WHAT YOU WILL DO:
Copy every line of the entries that includes the word "frac".

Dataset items
-- start --
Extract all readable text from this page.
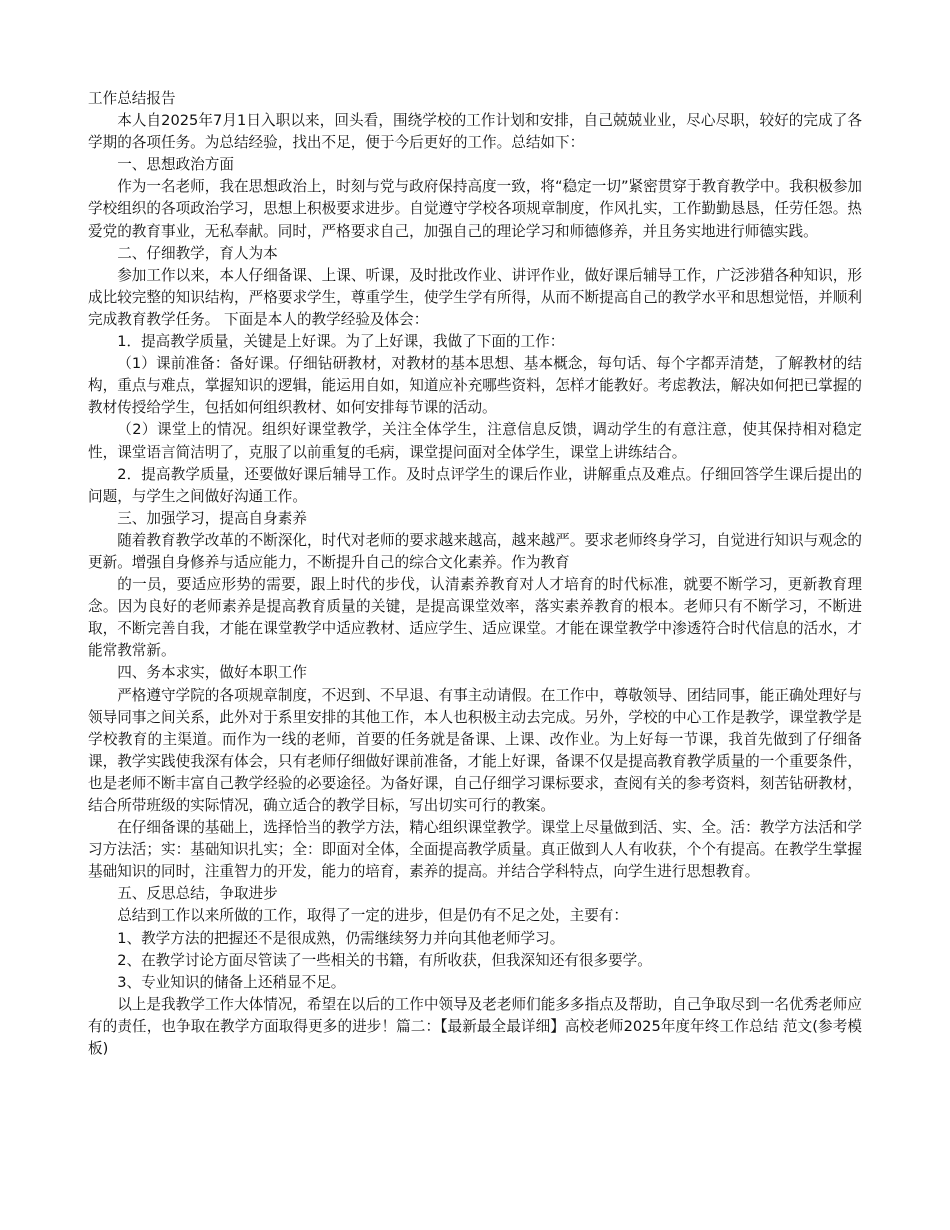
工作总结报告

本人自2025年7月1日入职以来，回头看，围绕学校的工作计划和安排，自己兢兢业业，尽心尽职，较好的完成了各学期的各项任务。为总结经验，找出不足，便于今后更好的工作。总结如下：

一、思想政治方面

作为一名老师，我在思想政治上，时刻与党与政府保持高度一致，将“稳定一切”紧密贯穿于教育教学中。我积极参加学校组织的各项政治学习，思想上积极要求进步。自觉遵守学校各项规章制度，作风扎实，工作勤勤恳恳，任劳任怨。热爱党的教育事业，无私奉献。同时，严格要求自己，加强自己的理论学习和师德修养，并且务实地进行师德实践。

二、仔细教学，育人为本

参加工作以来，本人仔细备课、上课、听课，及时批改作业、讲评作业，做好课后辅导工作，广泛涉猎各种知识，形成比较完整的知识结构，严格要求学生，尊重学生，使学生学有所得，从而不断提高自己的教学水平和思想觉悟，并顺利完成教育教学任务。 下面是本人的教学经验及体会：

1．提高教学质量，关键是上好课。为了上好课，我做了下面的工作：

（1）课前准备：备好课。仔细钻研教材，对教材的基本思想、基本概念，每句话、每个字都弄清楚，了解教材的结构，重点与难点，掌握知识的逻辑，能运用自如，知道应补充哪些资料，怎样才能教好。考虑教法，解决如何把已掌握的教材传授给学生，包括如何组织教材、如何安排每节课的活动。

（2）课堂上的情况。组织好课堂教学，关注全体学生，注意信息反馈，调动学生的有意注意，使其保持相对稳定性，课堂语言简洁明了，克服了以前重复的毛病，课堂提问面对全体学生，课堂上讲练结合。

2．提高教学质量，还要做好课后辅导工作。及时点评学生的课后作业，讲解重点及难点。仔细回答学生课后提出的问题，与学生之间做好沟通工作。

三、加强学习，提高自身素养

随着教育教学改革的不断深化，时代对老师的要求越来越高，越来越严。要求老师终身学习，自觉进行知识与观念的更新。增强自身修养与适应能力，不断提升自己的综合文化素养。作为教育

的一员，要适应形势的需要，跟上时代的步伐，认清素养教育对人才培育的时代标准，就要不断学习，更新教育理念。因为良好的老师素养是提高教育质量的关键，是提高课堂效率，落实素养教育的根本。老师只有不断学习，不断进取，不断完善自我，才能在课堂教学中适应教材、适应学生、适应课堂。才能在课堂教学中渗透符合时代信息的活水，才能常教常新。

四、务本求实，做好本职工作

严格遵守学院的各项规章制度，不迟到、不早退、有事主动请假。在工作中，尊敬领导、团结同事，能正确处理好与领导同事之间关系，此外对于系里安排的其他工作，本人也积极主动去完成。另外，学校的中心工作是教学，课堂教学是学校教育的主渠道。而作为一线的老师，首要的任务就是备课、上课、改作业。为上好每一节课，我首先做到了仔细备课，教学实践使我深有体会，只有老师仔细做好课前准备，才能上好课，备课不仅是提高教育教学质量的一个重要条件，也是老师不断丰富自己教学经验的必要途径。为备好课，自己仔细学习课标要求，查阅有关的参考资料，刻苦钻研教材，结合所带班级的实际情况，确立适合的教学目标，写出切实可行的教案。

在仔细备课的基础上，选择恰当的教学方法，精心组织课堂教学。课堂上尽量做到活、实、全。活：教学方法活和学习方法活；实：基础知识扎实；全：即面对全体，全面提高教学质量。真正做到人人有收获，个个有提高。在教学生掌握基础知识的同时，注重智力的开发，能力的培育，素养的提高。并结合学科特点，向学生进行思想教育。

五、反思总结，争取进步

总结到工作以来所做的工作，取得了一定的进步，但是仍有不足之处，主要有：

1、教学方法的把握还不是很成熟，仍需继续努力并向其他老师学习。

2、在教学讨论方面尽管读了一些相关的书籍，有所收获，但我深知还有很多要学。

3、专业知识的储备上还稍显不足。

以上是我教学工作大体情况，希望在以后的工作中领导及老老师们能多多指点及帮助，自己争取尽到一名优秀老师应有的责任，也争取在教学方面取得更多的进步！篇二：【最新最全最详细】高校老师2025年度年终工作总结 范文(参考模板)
-- end --
-- start --
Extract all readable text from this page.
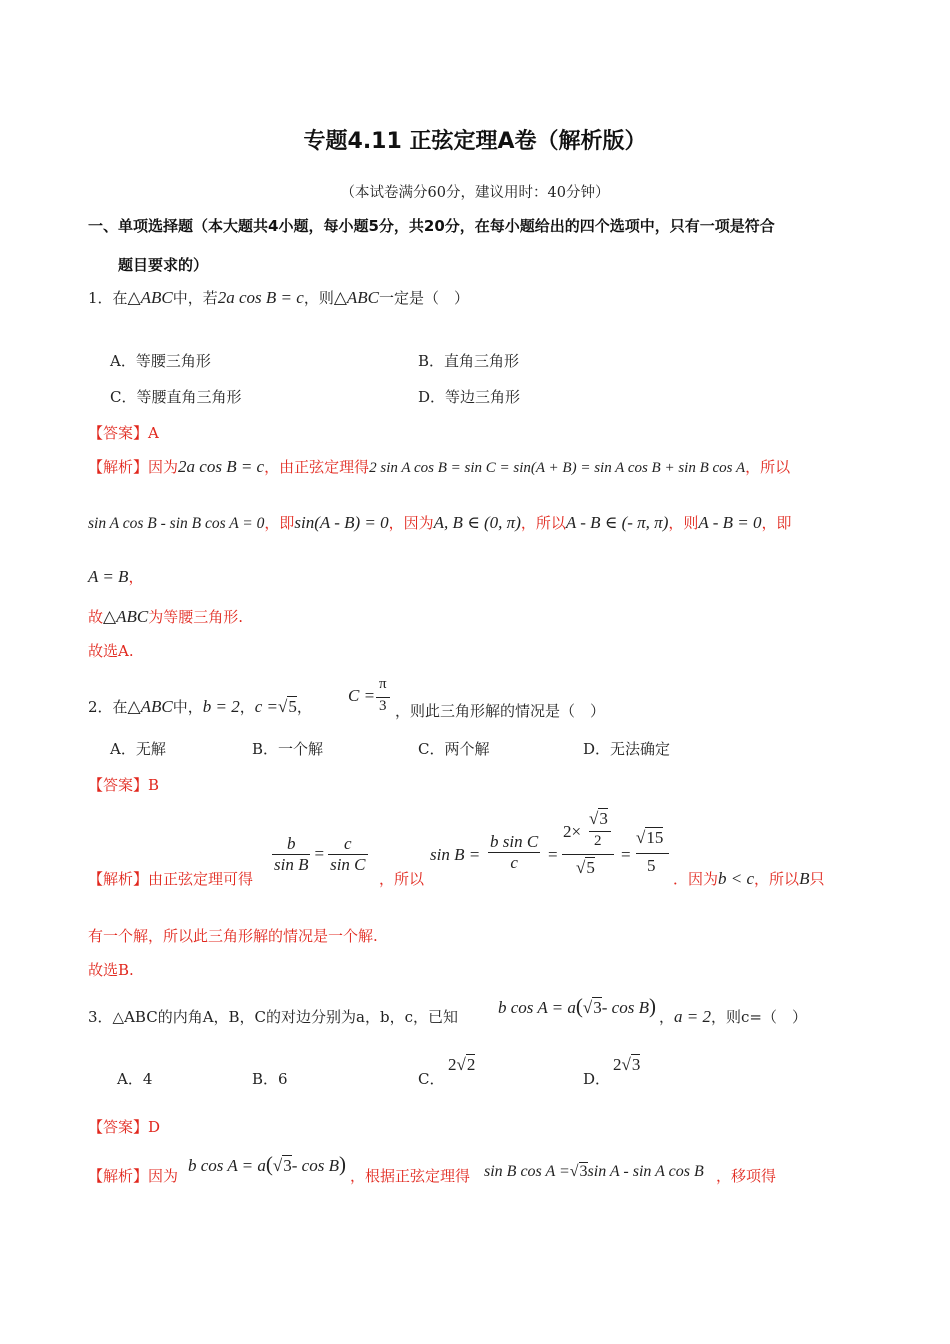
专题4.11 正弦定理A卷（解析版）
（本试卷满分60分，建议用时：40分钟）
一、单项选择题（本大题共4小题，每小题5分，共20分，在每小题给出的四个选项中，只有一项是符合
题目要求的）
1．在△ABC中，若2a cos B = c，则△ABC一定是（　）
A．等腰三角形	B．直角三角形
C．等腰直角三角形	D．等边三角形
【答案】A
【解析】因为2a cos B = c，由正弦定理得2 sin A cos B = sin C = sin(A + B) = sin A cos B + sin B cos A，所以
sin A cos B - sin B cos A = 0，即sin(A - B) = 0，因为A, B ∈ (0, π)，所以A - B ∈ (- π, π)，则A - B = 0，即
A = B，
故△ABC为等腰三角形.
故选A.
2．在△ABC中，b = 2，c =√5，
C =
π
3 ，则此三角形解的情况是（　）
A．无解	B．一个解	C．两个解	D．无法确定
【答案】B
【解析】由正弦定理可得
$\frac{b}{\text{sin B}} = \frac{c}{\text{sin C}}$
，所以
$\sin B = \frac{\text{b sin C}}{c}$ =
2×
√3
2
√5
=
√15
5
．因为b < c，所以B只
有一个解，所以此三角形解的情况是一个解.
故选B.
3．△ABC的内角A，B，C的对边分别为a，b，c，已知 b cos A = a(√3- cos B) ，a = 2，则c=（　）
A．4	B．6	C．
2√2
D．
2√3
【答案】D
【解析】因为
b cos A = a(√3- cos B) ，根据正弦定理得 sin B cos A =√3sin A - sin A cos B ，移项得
-- end --
CORRECT RESULT:
$\frac{b}{\text{sin B}} = \frac{c}{\text{sin C}}$
$\sin B = \frac{\text{b sin C}}{c}$ =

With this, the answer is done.